## Work instructions
Give the material again in full, matching it exactly.

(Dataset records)

━━━━━━━━━━

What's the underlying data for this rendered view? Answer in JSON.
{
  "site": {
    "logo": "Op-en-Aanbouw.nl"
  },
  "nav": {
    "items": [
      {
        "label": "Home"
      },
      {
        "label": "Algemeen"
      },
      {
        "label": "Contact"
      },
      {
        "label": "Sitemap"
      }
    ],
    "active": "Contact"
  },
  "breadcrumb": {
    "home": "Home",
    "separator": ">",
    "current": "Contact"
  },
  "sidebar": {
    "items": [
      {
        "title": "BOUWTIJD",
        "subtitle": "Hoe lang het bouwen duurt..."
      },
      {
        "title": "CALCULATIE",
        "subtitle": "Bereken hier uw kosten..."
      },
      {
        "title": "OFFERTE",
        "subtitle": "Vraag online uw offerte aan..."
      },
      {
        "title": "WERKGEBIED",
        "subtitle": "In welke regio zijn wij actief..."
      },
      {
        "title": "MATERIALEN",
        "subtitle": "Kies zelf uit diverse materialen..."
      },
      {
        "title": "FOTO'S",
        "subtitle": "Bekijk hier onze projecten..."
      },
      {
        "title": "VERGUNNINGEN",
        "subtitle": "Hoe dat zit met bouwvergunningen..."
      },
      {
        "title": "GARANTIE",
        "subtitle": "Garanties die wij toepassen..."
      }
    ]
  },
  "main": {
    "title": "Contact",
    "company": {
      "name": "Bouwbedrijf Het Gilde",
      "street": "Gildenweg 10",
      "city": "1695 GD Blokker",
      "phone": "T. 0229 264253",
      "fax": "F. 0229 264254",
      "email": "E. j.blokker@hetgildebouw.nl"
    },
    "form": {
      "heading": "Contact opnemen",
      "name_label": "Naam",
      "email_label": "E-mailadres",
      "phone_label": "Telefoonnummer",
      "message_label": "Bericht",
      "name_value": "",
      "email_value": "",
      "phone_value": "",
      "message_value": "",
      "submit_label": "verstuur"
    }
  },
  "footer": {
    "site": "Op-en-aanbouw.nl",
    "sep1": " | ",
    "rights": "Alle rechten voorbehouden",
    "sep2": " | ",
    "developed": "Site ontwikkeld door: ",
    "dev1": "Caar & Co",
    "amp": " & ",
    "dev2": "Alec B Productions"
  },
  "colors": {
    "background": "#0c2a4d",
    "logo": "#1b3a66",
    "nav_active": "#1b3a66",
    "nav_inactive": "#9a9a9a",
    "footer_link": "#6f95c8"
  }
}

━━━━━━━━━━

## Expected answer
What's the underlying data for this rendered view? Answer in JSON.
{
  "site": {
    "logo": "Op-en-Aanbouw.nl"
  },
  "nav": {
    "items": [
      {
        "label": "Home"
      },
      {
        "label": "Algemeen"
      },
      {
        "label": "Contact"
      },
      {
        "label": "Sitemap"
      }
    ],
    "active": "Contact"
  },
  "breadcrumb": {
    "home": "Home",
    "separator": ">",
    "current": "Contact"
  },
  "sidebar": {
    "items": [
      {
        "title": "BOUWTIJD",
        "subtitle": "Hoe lang het bouwen duurt..."
      },
      {
        "title": "CALCULATIE",
        "subtitle": "Bereken hier uw kosten..."
      },
      {
        "title": "OFFERTE",
        "subtitle": "Vraag online uw offerte aan..."
      },
      {
        "title": "WERKGEBIED",
        "subtitle": "In welke regio zijn wij actief..."
      },
      {
        "title": "MATERIALEN",
        "subtitle": "Kies zelf uit diverse materialen..."
      },
      {
        "title": "FOTO'S",
        "subtitle": "Bekijk hier onze projecten..."
      },
      {
        "title": "VERGUNNINGEN",
        "subtitle": "Hoe dat zit met bouwvergunningen..."
      },
      {
        "title": "GARANTIE",
        "subtitle": "Garanties die wij toepassen..."
      }
    ]
  },
  "main": {
    "title": "Contact",
    "company": {
      "name": "Bouwbedrijf Het Gilde",
      "street": "Gildenweg 10",
      "city": "1695 GD Blokker",
      "phone": "T. 0229 264253",
      "fax": "F. 0229 264254",
      "email": "E. j.blokker@hetgildebouw.nl"
    },
    "form": {
      "heading": "Contact opnemen",
      "name_label": "Naam",
      "email_label": "E-mailadres",
      "phone_label": "Telefoonnummer",
      "message_label": "Bericht",
      "name_value": "",
      "email_value": "",
      "phone_value": "",
      "message_value": "",
      "submit_label": "verstuur"
    }
  },
  "footer": {
    "site": "Op-en-aanbouw.nl",
    "sep1": " | ",
    "rights": "Alle rechten voorbehouden",
    "sep2": " | ",
    "developed": "Site ontwikkeld door: ",
    "dev1": "Caar & Co",
    "amp": " & ",
    "dev2": "Alec B Productions"
  },
  "colors": {
    "background": "#0c2a4d",
    "logo": "#1b3a66",
    "nav_active": "#1b3a66",
    "nav_inactive": "#9a9a9a",
    "footer_link": "#6f95c8"
  }
}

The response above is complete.